▶ Task directions: Among the lines below, count those with "Mark". Give only the number.

Stored records
____
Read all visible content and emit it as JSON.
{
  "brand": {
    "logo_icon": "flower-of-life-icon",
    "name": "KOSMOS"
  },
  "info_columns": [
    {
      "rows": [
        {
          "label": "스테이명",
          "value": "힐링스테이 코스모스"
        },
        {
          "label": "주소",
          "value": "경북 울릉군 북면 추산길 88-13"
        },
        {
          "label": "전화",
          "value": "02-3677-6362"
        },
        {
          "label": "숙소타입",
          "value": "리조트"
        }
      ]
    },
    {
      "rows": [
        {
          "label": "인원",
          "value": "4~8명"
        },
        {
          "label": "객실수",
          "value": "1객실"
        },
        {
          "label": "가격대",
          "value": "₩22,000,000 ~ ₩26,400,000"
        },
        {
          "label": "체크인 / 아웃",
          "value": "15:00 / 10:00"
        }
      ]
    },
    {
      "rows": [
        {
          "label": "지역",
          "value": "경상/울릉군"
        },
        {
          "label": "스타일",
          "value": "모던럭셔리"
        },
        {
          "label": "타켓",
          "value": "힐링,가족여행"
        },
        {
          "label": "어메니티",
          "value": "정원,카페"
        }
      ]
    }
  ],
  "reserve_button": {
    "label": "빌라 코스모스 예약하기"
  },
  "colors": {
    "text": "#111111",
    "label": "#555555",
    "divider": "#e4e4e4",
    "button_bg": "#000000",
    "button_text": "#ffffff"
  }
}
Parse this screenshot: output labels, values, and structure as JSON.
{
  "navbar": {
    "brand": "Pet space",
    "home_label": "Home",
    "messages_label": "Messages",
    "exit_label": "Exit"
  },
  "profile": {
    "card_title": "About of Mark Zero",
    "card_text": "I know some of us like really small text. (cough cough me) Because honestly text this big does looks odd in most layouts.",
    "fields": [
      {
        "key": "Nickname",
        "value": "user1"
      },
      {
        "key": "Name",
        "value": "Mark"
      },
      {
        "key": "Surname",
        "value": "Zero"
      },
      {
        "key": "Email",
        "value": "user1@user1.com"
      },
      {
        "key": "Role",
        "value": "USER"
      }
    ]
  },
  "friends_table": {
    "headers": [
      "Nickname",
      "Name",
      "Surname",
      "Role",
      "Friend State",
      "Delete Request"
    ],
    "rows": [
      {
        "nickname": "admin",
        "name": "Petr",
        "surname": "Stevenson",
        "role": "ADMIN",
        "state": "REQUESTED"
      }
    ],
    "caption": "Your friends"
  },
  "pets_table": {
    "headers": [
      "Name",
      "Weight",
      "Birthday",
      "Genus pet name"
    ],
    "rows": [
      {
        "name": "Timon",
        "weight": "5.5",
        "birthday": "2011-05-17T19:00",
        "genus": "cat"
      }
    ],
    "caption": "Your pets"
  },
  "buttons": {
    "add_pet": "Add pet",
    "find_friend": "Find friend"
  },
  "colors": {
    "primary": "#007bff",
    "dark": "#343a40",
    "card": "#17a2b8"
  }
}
____
▶ Response: 2